Written request
Make an exact copy of each entry, leaving out every picture.

--- start of Listing ---

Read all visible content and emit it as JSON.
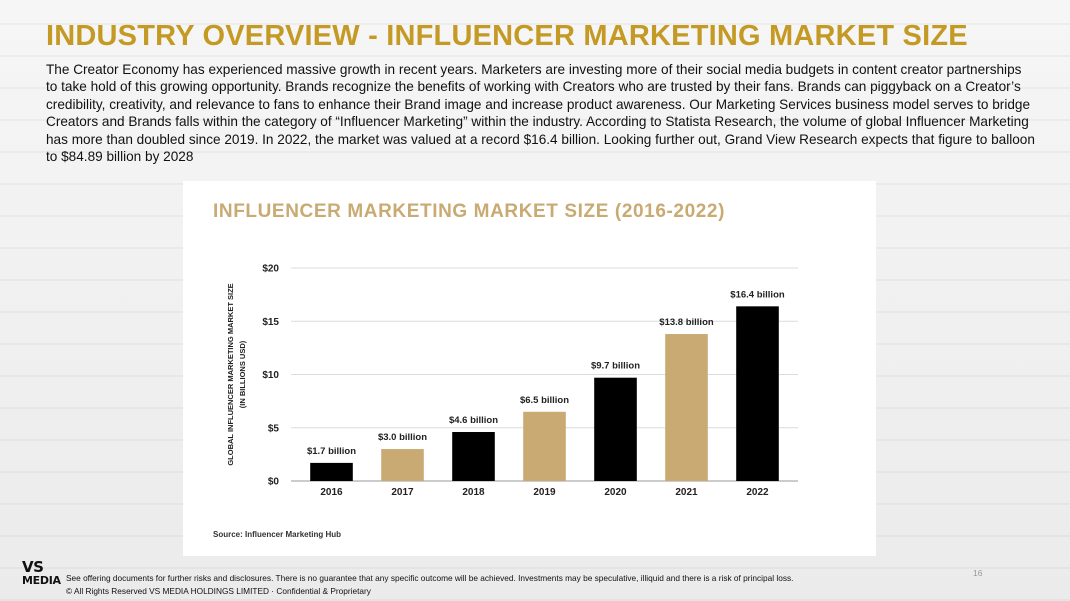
{
  "slide": {
    "title": "INDUSTRY OVERVIEW - INFLUENCER MARKETING MARKET SIZE",
    "intro": "The Creator Economy has experienced massive growth in recent years. Marketers are investing more of their social media budgets in content creator partnerships to take hold of this growing opportunity. Brands recognize the benefits of working with Creators who are trusted by their fans. Brands can piggyback on a Creator’s credibility, creativity, and relevance to fans to enhance their Brand image and increase product awareness. Our Marketing Services business model serves to bridge Creators and Brands falls within the category of “Influencer Marketing” within the industry. According to Statista Research, the volume of global Influencer Marketing has more than doubled since 2019. In 2022, the market was valued at a record $16.4 billion. Looking further out, Grand View Research expects that figure to balloon to $84.89 billion by 2028"
  },
  "chart_data": {
    "type": "bar",
    "title": "INFLUENCER MARKETING MARKET SIZE (2016-2022)",
    "ylabel_line1": "GLOBAL INFLUENCER MARKETING MARKET SIZE",
    "ylabel_line2": "(IN BILLIONS USD)",
    "categories": [
      "2016",
      "2017",
      "2018",
      "2019",
      "2020",
      "2021",
      "2022"
    ],
    "values": [
      1.7,
      3.0,
      4.6,
      6.5,
      9.7,
      13.8,
      16.4
    ],
    "data_labels": [
      "$1.7 billion",
      "$3.0 billion",
      "$4.6 billion",
      "$6.5 billion",
      "$9.7 billion",
      "$13.8 billion",
      "$16.4 billion"
    ],
    "bar_colors": [
      "#000000",
      "#c9aa73",
      "#000000",
      "#c9aa73",
      "#000000",
      "#c9aa73",
      "#000000"
    ],
    "yticks": [
      0,
      5,
      10,
      15,
      20
    ],
    "ytick_labels": [
      "$0",
      "$5",
      "$10",
      "$15",
      "$20"
    ],
    "ylim": [
      0,
      20
    ],
    "grid": true,
    "source": "Source: Influencer Marketing Hub"
  },
  "footer": {
    "logo_line1": "VS",
    "logo_line2": "MEDIA",
    "disclaimer": "See offering documents for further risks and disclosures.  There is no guarantee that any specific outcome will be achieved.   Investments may be speculative, illiquid and there is a risk of principal loss.",
    "copyright": "© All Rights Reserved VS MEDIA HOLDINGS LIMITED · Confidential & Proprietary",
    "page_number": "16"
  },
  "colors": {
    "title_gold": "#c49a24",
    "chart_gold": "#c9aa73",
    "bar_black": "#000000"
  }
}
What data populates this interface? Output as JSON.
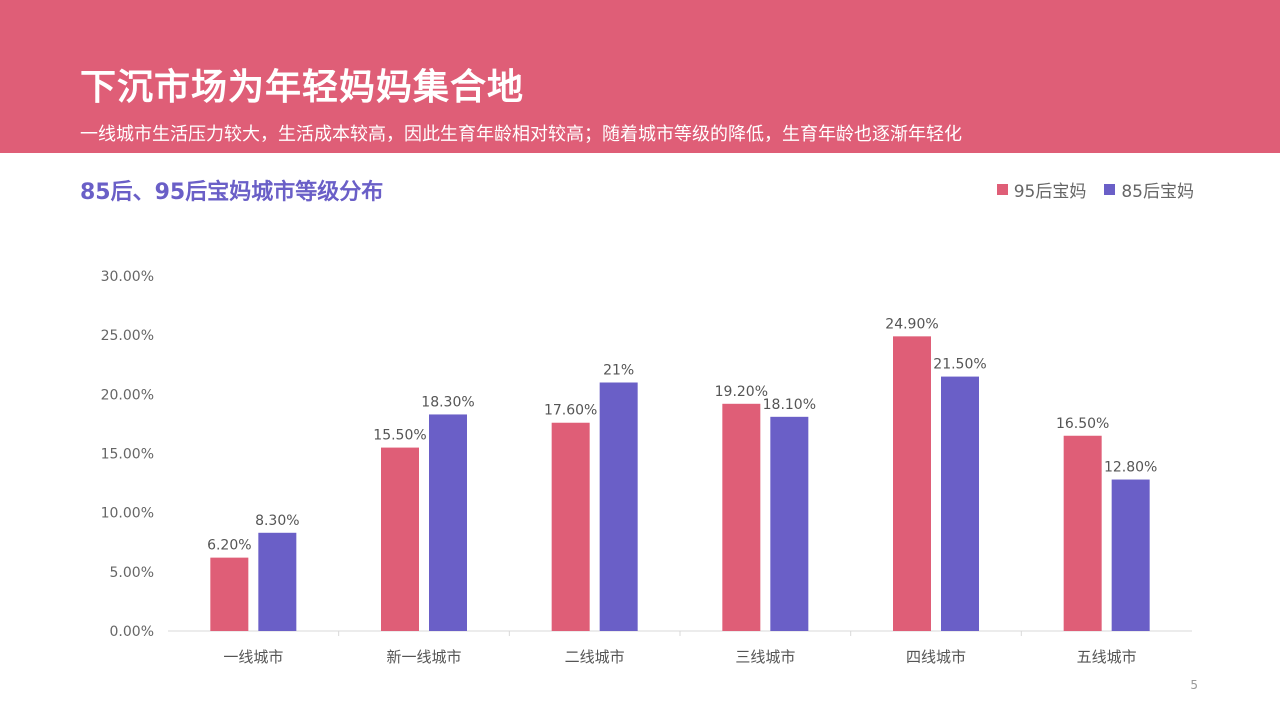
{
  "header": {
    "title": "下沉市场为年轻妈妈集合地",
    "subtitle": "一线城市生活压力较大，生活成本较高，因此生育年龄相对较高；随着城市等级的降低，生育年龄也逐渐年轻化"
  },
  "page_number": "5",
  "colors": {
    "banner": "#df5e77",
    "series_95": "#df5e77",
    "series_85": "#6a5fc7",
    "chart_title": "#6a5fc7"
  },
  "chart_data": {
    "type": "bar",
    "title": "85后、95后宝妈城市等级分布",
    "xlabel": "",
    "ylabel": "",
    "ylim": [
      0,
      30
    ],
    "yticks": [
      "0.00%",
      "5.00%",
      "10.00%",
      "15.00%",
      "20.00%",
      "25.00%",
      "30.00%"
    ],
    "categories": [
      "一线城市",
      "新一线城市",
      "二线城市",
      "三线城市",
      "四线城市",
      "五线城市"
    ],
    "series": [
      {
        "name": "95后宝妈",
        "values": [
          6.2,
          15.5,
          17.6,
          19.2,
          24.9,
          16.5
        ],
        "labels": [
          "6.20%",
          "15.50%",
          "17.60%",
          "19.20%",
          "24.90%",
          "16.50%"
        ]
      },
      {
        "name": "85后宝妈",
        "values": [
          8.3,
          18.3,
          21,
          18.1,
          21.5,
          12.8
        ],
        "labels": [
          "8.30%",
          "18.30%",
          "21%",
          "18.10%",
          "21.50%",
          "12.80%"
        ]
      }
    ],
    "legend_position": "top-right",
    "grid": false
  }
}
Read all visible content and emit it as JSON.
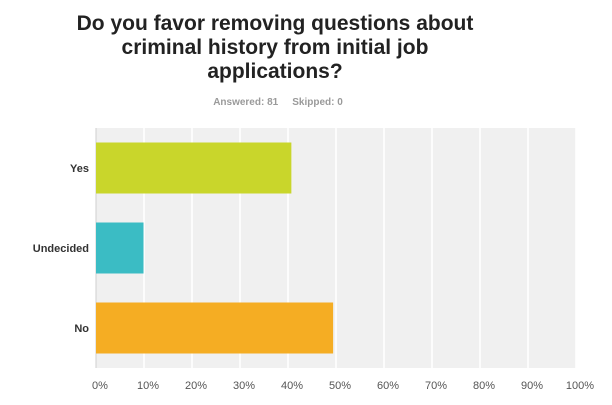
{
  "chart_data": {
    "type": "bar",
    "orientation": "horizontal",
    "title": "Do you favor removing questions about criminal history from initial job applications?",
    "answered_label": "Answered: 81",
    "skipped_label": "Skipped: 0",
    "categories": [
      "Yes",
      "Undecided",
      "No"
    ],
    "values": [
      40.7,
      9.9,
      49.4
    ],
    "colors": [
      "#c9d62b",
      "#3bbcc4",
      "#f5ad23"
    ],
    "xlim": [
      0,
      100
    ],
    "x_ticks": [
      "0%",
      "10%",
      "20%",
      "30%",
      "40%",
      "50%",
      "60%",
      "70%",
      "80%",
      "90%",
      "100%"
    ],
    "grid": true,
    "plot_background": "#f0f0f0"
  }
}
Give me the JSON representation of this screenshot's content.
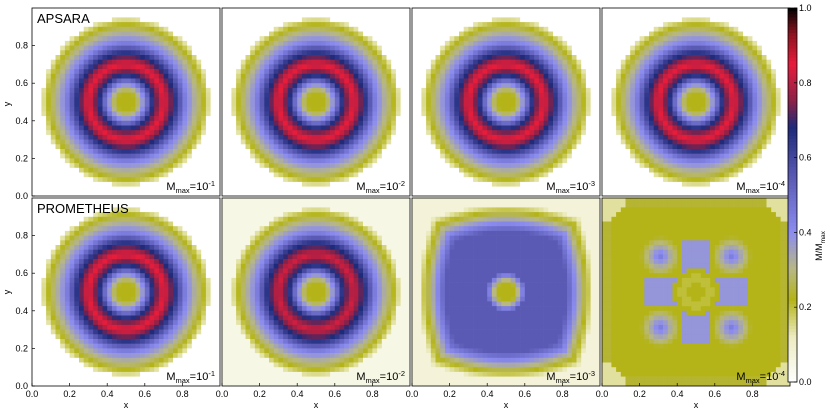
{
  "figure": {
    "rows": [
      {
        "label": "APSARA"
      },
      {
        "label": "PROMETHEUS"
      }
    ]
  },
  "chart_data": {
    "type": "heatmap",
    "title": "",
    "xlabel": "x",
    "ylabel": "y",
    "xlim": [
      0.0,
      1.0
    ],
    "ylim": [
      0.0,
      1.0
    ],
    "x_ticks": [
      "0.0",
      "0.2",
      "0.4",
      "0.6",
      "0.8"
    ],
    "y_ticks": [
      "0.0",
      "0.2",
      "0.4",
      "0.6",
      "0.8"
    ],
    "grid_resolution": 40,
    "colorbar": {
      "label_main": "M/M",
      "label_sub": "max",
      "range": [
        0.0,
        1.0
      ],
      "ticks": [
        "0.0",
        "0.2",
        "0.4",
        "0.6",
        "0.8",
        "1.0"
      ],
      "colors": [
        [
          0.0,
          "#ffffff"
        ],
        [
          0.12,
          "#ecebc0"
        ],
        [
          0.22,
          "#b4b418"
        ],
        [
          0.3,
          "#b8b884"
        ],
        [
          0.4,
          "#8c8cf0"
        ],
        [
          0.55,
          "#5a5ab4"
        ],
        [
          0.68,
          "#1e2a7a"
        ],
        [
          0.75,
          "#8a2248"
        ],
        [
          0.85,
          "#e81c3c"
        ],
        [
          0.93,
          "#8c1420"
        ],
        [
          1.0,
          "#000000"
        ]
      ]
    },
    "panels": [
      {
        "row": "APSARA",
        "mmax_base": "M",
        "mmax_sub": "max",
        "mmax_value": "=10",
        "mmax_exp": "-1"
      },
      {
        "row": "APSARA",
        "mmax_base": "M",
        "mmax_sub": "max",
        "mmax_value": "=10",
        "mmax_exp": "-2"
      },
      {
        "row": "APSARA",
        "mmax_base": "M",
        "mmax_sub": "max",
        "mmax_value": "=10",
        "mmax_exp": "-3"
      },
      {
        "row": "APSARA",
        "mmax_base": "M",
        "mmax_sub": "max",
        "mmax_value": "=10",
        "mmax_exp": "-4"
      },
      {
        "row": "PROMETHEUS",
        "mmax_base": "M",
        "mmax_sub": "max",
        "mmax_value": "=10",
        "mmax_exp": "-1"
      },
      {
        "row": "PROMETHEUS",
        "mmax_base": "M",
        "mmax_sub": "max",
        "mmax_value": "=10",
        "mmax_exp": "-2"
      },
      {
        "row": "PROMETHEUS",
        "mmax_base": "M",
        "mmax_sub": "max",
        "mmax_value": "=10",
        "mmax_exp": "-3"
      },
      {
        "row": "PROMETHEUS",
        "mmax_base": "M",
        "mmax_sub": "max",
        "mmax_value": "=10",
        "mmax_exp": "-4"
      }
    ],
    "field_description": {
      "center": [
        0.5,
        0.5
      ],
      "ring_radius_peak": 0.2,
      "ring_peak_value": 0.84,
      "center_value": 0.22,
      "outer_edge_value": 0.0
    }
  }
}
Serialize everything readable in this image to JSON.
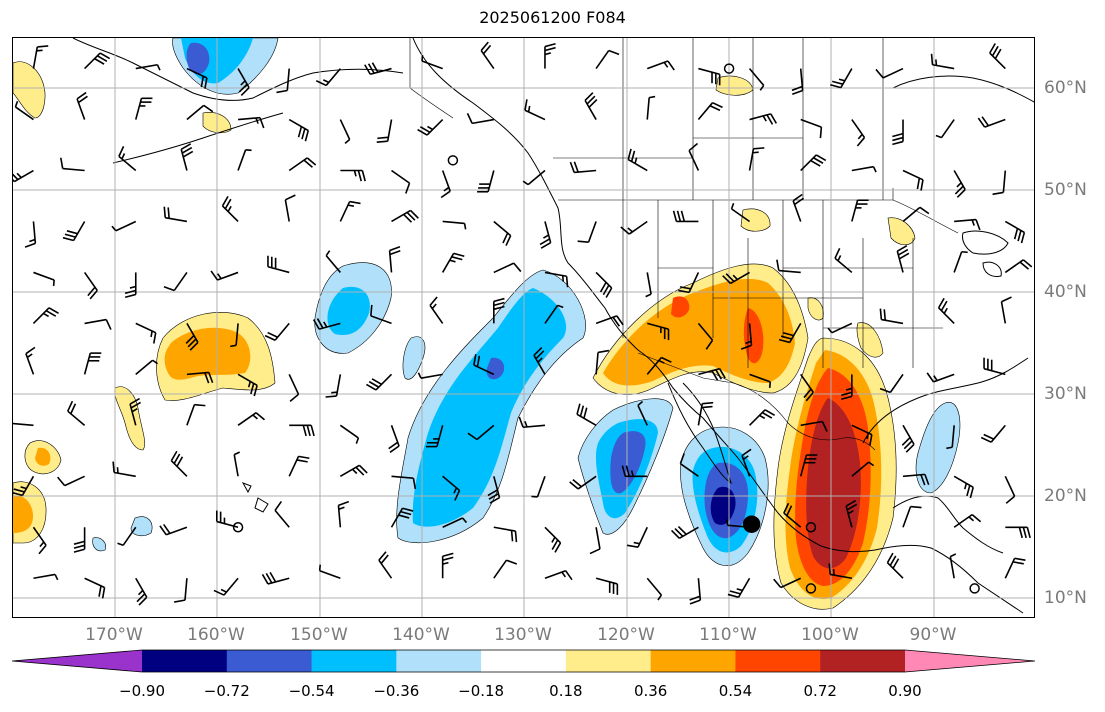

--- end of Listing ---

Result for this task
Read all visible content and emit it as JSON.
{
  "slide": {
    "title": "INDUSTRY OVERVIEW - INFLUENCER MARKETING MARKET SIZE",
    "intro": "The Creator Economy has experienced massive growth in recent years. Marketers are investing more of their social media budgets in content creator partnerships to take hold of this growing opportunity. Brands recognize the benefits of working with Creators who are trusted by their fans. Brands can piggyback on a Creator’s credibility, creativity, and relevance to fans to enhance their Brand image and increase product awareness. Our Marketing Services business model serves to bridge Creators and Brands falls within the category of “Influencer Marketing” within the industry. According to Statista Research, the volume of global Influencer Marketing has more than doubled since 2019. In 2022, the market was valued at a record $16.4 billion. Looking further out, Grand View Research expects that figure to balloon to $84.89 billion by 2028"
  },
  "chart_data": {
    "type": "bar",
    "title": "INFLUENCER MARKETING MARKET SIZE (2016-2022)",
    "ylabel_line1": "GLOBAL INFLUENCER MARKETING MARKET SIZE",
    "ylabel_line2": "(IN BILLIONS USD)",
    "categories": [
      "2016",
      "2017",
      "2018",
      "2019",
      "2020",
      "2021",
      "2022"
    ],
    "values": [
      1.7,
      3.0,
      4.6,
      6.5,
      9.7,
      13.8,
      16.4
    ],
    "data_labels": [
      "$1.7 billion",
      "$3.0 billion",
      "$4.6 billion",
      "$6.5 billion",
      "$9.7 billion",
      "$13.8 billion",
      "$16.4 billion"
    ],
    "bar_colors": [
      "#000000",
      "#c9aa73",
      "#000000",
      "#c9aa73",
      "#000000",
      "#c9aa73",
      "#000000"
    ],
    "yticks": [
      0,
      5,
      10,
      15,
      20
    ],
    "ytick_labels": [
      "$0",
      "$5",
      "$10",
      "$15",
      "$20"
    ],
    "ylim": [
      0,
      20
    ],
    "grid": true,
    "source": "Source: Influencer Marketing Hub"
  },
  "footer": {
    "logo_line1": "VS",
    "logo_line2": "MEDIA",
    "disclaimer": "See offering documents for further risks and disclosures.  There is no guarantee that any specific outcome will be achieved.   Investments may be speculative, illiquid and there is a risk of principal loss.",
    "copyright": "© All Rights Reserved VS MEDIA HOLDINGS LIMITED · Confidential & Proprietary",
    "page_number": "16"
  },
  "colors": {
    "title_gold": "#c49a24",
    "chart_gold": "#c9aa73",
    "bar_black": "#000000"
  }
}
What data populates this interface? Output as JSON.
{
  "header": {
    "title": "下沉市场为年轻妈妈集合地",
    "subtitle": "一线城市生活压力较大，生活成本较高，因此生育年龄相对较高；随着城市等级的降低，生育年龄也逐渐年轻化"
  },
  "page_number": "5",
  "colors": {
    "banner": "#df5e77",
    "series_95": "#df5e77",
    "series_85": "#6a5fc7",
    "chart_title": "#6a5fc7"
  },
  "chart_data": {
    "type": "bar",
    "title": "85后、95后宝妈城市等级分布",
    "xlabel": "",
    "ylabel": "",
    "ylim": [
      0,
      30
    ],
    "yticks": [
      "0.00%",
      "5.00%",
      "10.00%",
      "15.00%",
      "20.00%",
      "25.00%",
      "30.00%"
    ],
    "categories": [
      "一线城市",
      "新一线城市",
      "二线城市",
      "三线城市",
      "四线城市",
      "五线城市"
    ],
    "series": [
      {
        "name": "95后宝妈",
        "values": [
          6.2,
          15.5,
          17.6,
          19.2,
          24.9,
          16.5
        ],
        "labels": [
          "6.20%",
          "15.50%",
          "17.60%",
          "19.20%",
          "24.90%",
          "16.50%"
        ]
      },
      {
        "name": "85后宝妈",
        "values": [
          8.3,
          18.3,
          21,
          18.1,
          21.5,
          12.8
        ],
        "labels": [
          "8.30%",
          "18.30%",
          "21%",
          "18.10%",
          "21.50%",
          "12.80%"
        ]
      }
    ],
    "legend_position": "top-right",
    "grid": false
  }
}
Read all visible content and emit it as JSON.
{
  "chart_data": {
    "type": "bar",
    "orientation": "horizontal",
    "title": "Do you favor removing questions about criminal history from initial job applications?",
    "answered_label": "Answered: 81",
    "skipped_label": "Skipped: 0",
    "categories": [
      "Yes",
      "Undecided",
      "No"
    ],
    "values": [
      40.7,
      9.9,
      49.4
    ],
    "colors": [
      "#c9d62b",
      "#3bbcc4",
      "#f5ad23"
    ],
    "xlim": [
      0,
      100
    ],
    "x_ticks": [
      "0%",
      "10%",
      "20%",
      "30%",
      "40%",
      "50%",
      "60%",
      "70%",
      "80%",
      "90%",
      "100%"
    ],
    "grid": true,
    "plot_background": "#f0f0f0"
  }
}
Give me the JSON representation of this screenshot's content.
{
  "figure": {
    "rows": [
      {
        "label": "APSARA"
      },
      {
        "label": "PROMETHEUS"
      }
    ]
  },
  "chart_data": {
    "type": "heatmap",
    "title": "",
    "xlabel": "x",
    "ylabel": "y",
    "xlim": [
      0.0,
      1.0
    ],
    "ylim": [
      0.0,
      1.0
    ],
    "x_ticks": [
      "0.0",
      "0.2",
      "0.4",
      "0.6",
      "0.8"
    ],
    "y_ticks": [
      "0.0",
      "0.2",
      "0.4",
      "0.6",
      "0.8"
    ],
    "grid_resolution": 40,
    "colorbar": {
      "label_main": "M/M",
      "label_sub": "max",
      "range": [
        0.0,
        1.0
      ],
      "ticks": [
        "0.0",
        "0.2",
        "0.4",
        "0.6",
        "0.8",
        "1.0"
      ],
      "colors": [
        [
          0.0,
          "#ffffff"
        ],
        [
          0.12,
          "#ecebc0"
        ],
        [
          0.22,
          "#b4b418"
        ],
        [
          0.3,
          "#b8b884"
        ],
        [
          0.4,
          "#8c8cf0"
        ],
        [
          0.55,
          "#5a5ab4"
        ],
        [
          0.68,
          "#1e2a7a"
        ],
        [
          0.75,
          "#8a2248"
        ],
        [
          0.85,
          "#e81c3c"
        ],
        [
          0.93,
          "#8c1420"
        ],
        [
          1.0,
          "#000000"
        ]
      ]
    },
    "panels": [
      {
        "row": "APSARA",
        "mmax_base": "M",
        "mmax_sub": "max",
        "mmax_value": "=10",
        "mmax_exp": "-1"
      },
      {
        "row": "APSARA",
        "mmax_base": "M",
        "mmax_sub": "max",
        "mmax_value": "=10",
        "mmax_exp": "-2"
      },
      {
        "row": "APSARA",
        "mmax_base": "M",
        "mmax_sub": "max",
        "mmax_value": "=10",
        "mmax_exp": "-3"
      },
      {
        "row": "APSARA",
        "mmax_base": "M",
        "mmax_sub": "max",
        "mmax_value": "=10",
        "mmax_exp": "-4"
      },
      {
        "row": "PROMETHEUS",
        "mmax_base": "M",
        "mmax_sub": "max",
        "mmax_value": "=10",
        "mmax_exp": "-1"
      },
      {
        "row": "PROMETHEUS",
        "mmax_base": "M",
        "mmax_sub": "max",
        "mmax_value": "=10",
        "mmax_exp": "-2"
      },
      {
        "row": "PROMETHEUS",
        "mmax_base": "M",
        "mmax_sub": "max",
        "mmax_value": "=10",
        "mmax_exp": "-3"
      },
      {
        "row": "PROMETHEUS",
        "mmax_base": "M",
        "mmax_sub": "max",
        "mmax_value": "=10",
        "mmax_exp": "-4"
      }
    ],
    "field_description": {
      "center": [
        0.5,
        0.5
      ],
      "ring_radius_peak": 0.2,
      "ring_peak_value": 0.84,
      "center_value": 0.22,
      "outer_edge_value": 0.0
    }
  }
}
Serialize everything readable in this image to JSON.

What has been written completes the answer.